▸ **WORK INSTRUCTIONS**: Print out each entry below exactly, please.

(Figure record extracts)
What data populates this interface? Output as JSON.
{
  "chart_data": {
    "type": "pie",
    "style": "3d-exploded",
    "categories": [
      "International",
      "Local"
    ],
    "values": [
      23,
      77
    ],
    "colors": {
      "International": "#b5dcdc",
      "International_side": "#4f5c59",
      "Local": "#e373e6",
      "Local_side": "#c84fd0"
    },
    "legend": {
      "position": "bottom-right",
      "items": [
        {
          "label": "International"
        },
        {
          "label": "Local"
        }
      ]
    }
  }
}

▸ **RESULT OF THE EXERCISE**:
What data populates this interface? Output as JSON.
{
  "chart_data": {
    "type": "pie",
    "style": "3d-exploded",
    "categories": [
      "International",
      "Local"
    ],
    "values": [
      23,
      77
    ],
    "colors": {
      "International": "#b5dcdc",
      "International_side": "#4f5c59",
      "Local": "#e373e6",
      "Local_side": "#c84fd0"
    },
    "legend": {
      "position": "bottom-right",
      "items": [
        {
          "label": "International"
        },
        {
          "label": "Local"
        }
      ]
    }
  }
}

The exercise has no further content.